Exercise details. Reproduce the listing that follows with no differences at all.

>> START Dataset

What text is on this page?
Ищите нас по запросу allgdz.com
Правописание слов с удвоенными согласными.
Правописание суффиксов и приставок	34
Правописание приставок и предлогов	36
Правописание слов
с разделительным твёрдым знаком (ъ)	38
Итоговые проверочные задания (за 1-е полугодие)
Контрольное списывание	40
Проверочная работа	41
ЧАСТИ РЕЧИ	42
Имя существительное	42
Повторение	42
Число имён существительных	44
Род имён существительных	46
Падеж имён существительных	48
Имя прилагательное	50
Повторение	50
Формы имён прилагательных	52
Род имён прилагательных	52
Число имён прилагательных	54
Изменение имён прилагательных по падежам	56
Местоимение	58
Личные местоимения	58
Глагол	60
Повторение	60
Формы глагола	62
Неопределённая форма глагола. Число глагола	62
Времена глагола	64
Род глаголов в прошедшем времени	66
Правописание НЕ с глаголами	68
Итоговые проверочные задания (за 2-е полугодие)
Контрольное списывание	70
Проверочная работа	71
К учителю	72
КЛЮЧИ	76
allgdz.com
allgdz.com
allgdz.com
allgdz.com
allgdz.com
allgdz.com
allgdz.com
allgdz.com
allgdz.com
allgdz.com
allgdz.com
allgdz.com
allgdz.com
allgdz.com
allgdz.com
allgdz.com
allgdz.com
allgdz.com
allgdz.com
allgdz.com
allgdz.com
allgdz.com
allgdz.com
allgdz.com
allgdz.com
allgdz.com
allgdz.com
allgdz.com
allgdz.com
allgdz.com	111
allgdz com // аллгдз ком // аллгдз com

>> END Dataset

The result.
What text is on this page?
Ищите нас по запросу allgdz.com
Правописание слов с удвоенными согласными.
Правописание суффиксов и приставок	34
Правописание приставок и предлогов	36
Правописание слов
с разделительным твёрдым знаком (ъ)	38
Итоговые проверочные задания (за 1-е полугодие)
Контрольное списывание	40
Проверочная работа	41
ЧАСТИ РЕЧИ	42
Имя существительное	42
Повторение	42
Число имён существительных	44
Род имён существительных	46
Падеж имён существительных	48
Имя прилагательное	50
Повторение	50
Формы имён прилагательных	52
Род имён прилагательных	52
Число имён прилагательных	54
Изменение имён прилагательных по падежам	56
Местоимение	58
Личные местоимения	58
Глагол	60
Повторение	60
Формы глагола	62
Неопределённая форма глагола. Число глагола	62
Времена глагола	64
Род глаголов в прошедшем времени	66
Правописание НЕ с глаголами	68
Итоговые проверочные задания (за 2-е полугодие)
Контрольное списывание	70
Проверочная работа	71
К учителю	72
КЛЮЧИ	76
allgdz.com
allgdz.com
allgdz.com
allgdz.com
allgdz.com
allgdz.com
allgdz.com
allgdz.com
allgdz.com
allgdz.com
allgdz.com
allgdz.com
allgdz.com
allgdz.com
allgdz.com
allgdz.com
allgdz.com
allgdz.com
allgdz.com
allgdz.com
allgdz.com
allgdz.com
allgdz.com
allgdz.com
allgdz.com
allgdz.com
allgdz.com
allgdz.com
allgdz.com
allgdz.com	111
allgdz com // аллгдз ком // аллгдз com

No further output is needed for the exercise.